Collected data entries
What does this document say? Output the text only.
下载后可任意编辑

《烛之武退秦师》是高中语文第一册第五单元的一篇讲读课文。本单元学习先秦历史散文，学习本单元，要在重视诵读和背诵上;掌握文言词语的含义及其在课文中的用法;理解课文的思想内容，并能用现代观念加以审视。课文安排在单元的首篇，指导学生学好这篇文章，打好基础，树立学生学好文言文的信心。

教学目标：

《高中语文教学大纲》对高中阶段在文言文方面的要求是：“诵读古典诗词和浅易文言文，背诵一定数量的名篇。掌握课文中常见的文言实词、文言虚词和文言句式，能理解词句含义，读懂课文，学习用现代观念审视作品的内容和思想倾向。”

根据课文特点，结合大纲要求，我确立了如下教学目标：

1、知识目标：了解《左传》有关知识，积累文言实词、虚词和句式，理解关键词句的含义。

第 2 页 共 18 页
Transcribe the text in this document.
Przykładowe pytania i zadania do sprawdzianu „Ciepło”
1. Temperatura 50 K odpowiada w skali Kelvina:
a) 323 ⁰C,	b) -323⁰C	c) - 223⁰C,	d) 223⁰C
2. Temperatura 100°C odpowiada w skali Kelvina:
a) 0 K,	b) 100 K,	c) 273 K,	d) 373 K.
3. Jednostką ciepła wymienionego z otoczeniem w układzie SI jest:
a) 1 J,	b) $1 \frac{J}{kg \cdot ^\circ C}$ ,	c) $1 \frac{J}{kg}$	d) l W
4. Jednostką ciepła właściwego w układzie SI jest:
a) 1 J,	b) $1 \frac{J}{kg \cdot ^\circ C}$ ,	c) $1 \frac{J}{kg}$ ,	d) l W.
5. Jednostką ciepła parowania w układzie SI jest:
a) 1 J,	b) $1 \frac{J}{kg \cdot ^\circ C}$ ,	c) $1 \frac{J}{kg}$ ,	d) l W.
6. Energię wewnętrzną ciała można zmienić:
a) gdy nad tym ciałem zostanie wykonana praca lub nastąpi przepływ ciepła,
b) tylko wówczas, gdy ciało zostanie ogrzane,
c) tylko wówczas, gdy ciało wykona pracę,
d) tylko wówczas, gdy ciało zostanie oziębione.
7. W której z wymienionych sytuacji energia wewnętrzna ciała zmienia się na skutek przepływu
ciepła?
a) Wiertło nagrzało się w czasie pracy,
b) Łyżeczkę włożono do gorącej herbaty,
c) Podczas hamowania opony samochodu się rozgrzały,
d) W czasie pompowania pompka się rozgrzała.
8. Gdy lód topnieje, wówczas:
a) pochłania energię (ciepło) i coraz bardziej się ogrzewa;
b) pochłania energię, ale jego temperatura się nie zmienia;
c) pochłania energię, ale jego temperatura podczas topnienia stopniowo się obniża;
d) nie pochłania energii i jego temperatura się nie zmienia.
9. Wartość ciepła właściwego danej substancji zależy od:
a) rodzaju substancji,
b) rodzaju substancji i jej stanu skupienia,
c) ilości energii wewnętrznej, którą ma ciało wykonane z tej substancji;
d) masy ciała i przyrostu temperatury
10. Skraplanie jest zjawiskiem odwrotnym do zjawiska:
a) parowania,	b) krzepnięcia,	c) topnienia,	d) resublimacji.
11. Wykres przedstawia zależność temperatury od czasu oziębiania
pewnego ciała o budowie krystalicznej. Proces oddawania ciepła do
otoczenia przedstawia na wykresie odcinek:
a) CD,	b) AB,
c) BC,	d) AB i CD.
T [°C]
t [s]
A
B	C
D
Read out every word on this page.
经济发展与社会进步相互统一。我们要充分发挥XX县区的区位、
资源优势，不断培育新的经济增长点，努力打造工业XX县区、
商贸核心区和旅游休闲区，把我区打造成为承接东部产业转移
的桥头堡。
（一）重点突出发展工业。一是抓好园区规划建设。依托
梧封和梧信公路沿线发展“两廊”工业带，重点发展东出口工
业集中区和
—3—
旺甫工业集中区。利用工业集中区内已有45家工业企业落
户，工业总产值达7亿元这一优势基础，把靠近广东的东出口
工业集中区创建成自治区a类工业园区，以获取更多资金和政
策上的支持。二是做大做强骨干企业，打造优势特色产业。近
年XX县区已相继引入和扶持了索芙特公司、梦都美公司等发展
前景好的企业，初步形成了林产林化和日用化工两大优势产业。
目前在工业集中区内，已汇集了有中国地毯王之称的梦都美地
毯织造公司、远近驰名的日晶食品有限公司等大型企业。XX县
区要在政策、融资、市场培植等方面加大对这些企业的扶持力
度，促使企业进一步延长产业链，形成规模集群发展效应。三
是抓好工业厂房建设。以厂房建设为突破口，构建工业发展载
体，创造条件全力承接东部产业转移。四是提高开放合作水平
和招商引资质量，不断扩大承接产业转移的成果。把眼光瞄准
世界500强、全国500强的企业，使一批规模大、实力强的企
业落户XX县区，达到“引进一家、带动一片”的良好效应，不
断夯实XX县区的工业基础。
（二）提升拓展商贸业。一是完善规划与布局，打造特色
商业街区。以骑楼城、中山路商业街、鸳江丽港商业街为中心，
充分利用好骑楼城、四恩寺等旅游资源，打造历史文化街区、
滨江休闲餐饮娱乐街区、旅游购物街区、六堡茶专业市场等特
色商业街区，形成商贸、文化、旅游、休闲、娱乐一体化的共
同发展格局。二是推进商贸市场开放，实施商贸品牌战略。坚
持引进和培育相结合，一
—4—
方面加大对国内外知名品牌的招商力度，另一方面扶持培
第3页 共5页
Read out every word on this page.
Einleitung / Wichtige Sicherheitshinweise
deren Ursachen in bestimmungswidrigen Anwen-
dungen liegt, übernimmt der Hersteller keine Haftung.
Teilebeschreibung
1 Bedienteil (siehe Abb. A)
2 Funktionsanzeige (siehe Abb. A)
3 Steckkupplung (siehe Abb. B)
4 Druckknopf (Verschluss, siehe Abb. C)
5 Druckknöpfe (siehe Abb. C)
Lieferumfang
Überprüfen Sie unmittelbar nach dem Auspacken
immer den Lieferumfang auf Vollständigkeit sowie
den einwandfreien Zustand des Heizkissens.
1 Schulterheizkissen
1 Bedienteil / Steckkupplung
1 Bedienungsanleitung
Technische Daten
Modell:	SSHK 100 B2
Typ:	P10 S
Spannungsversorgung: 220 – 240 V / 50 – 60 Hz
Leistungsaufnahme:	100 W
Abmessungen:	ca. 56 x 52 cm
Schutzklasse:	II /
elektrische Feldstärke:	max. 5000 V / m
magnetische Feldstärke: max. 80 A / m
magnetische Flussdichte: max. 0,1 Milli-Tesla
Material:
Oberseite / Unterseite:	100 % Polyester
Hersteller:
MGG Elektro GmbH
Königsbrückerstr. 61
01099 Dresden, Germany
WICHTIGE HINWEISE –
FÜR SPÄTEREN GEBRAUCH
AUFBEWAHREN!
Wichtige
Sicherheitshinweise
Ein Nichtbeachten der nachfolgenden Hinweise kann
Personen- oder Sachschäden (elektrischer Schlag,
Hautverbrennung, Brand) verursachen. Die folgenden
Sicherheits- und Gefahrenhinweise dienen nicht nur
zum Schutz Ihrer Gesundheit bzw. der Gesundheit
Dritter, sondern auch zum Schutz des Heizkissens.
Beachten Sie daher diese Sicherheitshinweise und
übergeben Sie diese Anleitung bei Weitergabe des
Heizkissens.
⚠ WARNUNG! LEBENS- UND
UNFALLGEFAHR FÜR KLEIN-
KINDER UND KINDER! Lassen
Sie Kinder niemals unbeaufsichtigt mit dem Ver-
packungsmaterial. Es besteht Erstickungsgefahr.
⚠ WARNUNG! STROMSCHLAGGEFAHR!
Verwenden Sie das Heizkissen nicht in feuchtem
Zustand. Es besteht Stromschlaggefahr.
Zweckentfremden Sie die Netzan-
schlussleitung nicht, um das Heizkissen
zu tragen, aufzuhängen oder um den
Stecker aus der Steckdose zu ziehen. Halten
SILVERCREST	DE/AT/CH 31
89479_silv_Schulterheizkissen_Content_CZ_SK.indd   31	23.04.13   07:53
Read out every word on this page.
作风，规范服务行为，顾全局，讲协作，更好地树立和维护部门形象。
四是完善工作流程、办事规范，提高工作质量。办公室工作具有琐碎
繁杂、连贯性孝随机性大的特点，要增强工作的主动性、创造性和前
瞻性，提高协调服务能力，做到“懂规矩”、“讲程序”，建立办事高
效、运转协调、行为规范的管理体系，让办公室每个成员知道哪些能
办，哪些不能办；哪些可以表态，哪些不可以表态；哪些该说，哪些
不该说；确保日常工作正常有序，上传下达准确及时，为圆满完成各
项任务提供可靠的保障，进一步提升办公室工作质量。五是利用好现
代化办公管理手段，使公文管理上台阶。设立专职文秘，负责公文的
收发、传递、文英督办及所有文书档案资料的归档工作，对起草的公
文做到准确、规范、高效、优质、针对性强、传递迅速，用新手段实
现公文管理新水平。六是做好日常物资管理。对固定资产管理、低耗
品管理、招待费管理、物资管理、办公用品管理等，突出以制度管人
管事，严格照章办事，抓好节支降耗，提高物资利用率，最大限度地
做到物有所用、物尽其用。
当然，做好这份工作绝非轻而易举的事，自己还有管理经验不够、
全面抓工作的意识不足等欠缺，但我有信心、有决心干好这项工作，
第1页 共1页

• **DIRECTIONS**
Copy each line of the records above that carries the word "jest".

• **EXERCISE RESPONSE**
3. Jednostką ciepła wymienionego z otoczeniem w układzie SI jest:
4. Jednostką ciepła właściwego w układzie SI jest:
5. Jednostką ciepła parowania w układzie SI jest:
10. Skraplanie jest zjawiskiem odwrotnym do zjawiska:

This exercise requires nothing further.